The Coastal Lunar Lanterns gallery was created to acknowledge that Vancouver was built on unceded Indigenous territory. This display explores the relationship between people, culture, and nature.
Tree-born people celebrated on Lunar New Year
According to legend, the Seediq were born from the root of a tree that grew on Baishi Mountain in Central Taiwan.
It’s worth noting that Labai grew up thinking of himself as Taiwanese and Chinese. But after studying in the United States, he returned to Taiwan with a much broader worldview. Since then, he’s become a strong advocate for Indigenous traditional culture, which is reflected in his artwork.
His hybridized name demonstrates the revitalization process of Indigenous peoples in the island nation. This coincides with Indigenous people in North America rolling back the effects of colonialism on their cultures.
Moreover, Labai’s lantern at Jack Poole Plaza is part of his Tree Myth series of his images combining human portraits with images of trees. He’s been inspired by the Seediq’s “tree-born” legend. In creating these works, uses image-processing software.
“It conveys to modern society the innocence and purity of the natural world, and urges the return to the endlessly caring heart of nature,” Labai says in his artist’s statement.
Pancouver’s art director, Jessica Sung, chose Labai’s artwork for the Lunar New Year cover image because of the message it conveys. She points out that Canadian multiculturalism is, in a sense, about making ourselves smaller so that we can see the richness of more perspectives.

▶ **Supplied material**
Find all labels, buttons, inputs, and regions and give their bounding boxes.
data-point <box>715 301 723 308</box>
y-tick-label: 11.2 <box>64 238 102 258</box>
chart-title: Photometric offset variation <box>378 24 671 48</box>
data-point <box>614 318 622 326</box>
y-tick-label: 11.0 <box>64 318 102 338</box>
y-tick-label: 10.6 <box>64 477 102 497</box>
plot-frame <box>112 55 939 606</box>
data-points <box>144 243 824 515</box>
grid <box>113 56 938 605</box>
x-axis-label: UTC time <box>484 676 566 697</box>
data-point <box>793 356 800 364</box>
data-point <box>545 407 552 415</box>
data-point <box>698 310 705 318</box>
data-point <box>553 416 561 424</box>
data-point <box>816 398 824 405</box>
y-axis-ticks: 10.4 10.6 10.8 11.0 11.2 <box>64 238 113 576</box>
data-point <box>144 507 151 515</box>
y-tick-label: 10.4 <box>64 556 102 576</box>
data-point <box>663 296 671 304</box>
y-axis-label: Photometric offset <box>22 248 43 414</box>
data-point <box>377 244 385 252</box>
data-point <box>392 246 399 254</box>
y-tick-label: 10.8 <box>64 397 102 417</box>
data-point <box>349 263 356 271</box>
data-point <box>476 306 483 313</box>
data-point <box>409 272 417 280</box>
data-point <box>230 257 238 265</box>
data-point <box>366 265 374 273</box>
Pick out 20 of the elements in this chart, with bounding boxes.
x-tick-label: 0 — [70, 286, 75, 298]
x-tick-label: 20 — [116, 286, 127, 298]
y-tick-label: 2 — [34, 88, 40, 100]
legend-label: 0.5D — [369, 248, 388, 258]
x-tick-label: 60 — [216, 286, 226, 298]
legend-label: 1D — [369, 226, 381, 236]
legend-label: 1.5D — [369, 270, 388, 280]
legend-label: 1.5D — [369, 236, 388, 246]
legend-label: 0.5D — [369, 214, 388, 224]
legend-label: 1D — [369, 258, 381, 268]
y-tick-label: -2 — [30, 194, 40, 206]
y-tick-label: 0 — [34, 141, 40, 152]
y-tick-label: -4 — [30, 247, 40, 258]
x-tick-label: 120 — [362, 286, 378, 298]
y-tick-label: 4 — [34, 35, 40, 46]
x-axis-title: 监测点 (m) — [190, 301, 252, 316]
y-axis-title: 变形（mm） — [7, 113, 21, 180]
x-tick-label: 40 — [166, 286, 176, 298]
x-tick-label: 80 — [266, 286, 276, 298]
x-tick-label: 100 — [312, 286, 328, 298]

▶ **To do**
1: In the Lunar New Year lantern text, where did the tree that the Seediq were born from grow?
2: Using the Lunar New Year lantern text, explain why Jessica Sung chose Labai's artwork for the Lunar New Year cover image.
3: Translate this sentence from the Lunar New Year lantern text into Spanish: "This display explores the relationship between people, culture, and nature."
The material is not needed for the work that follows.

▶ **Expected responses**
1: On Baishi Mountain in Central Taiwan.

2: Jessica Sung, Pancouver's art director, chose Labai's artwork because of the message it conveys.

3: Esta exhibición explora la relación entre las personas, la cultura y la naturaleza.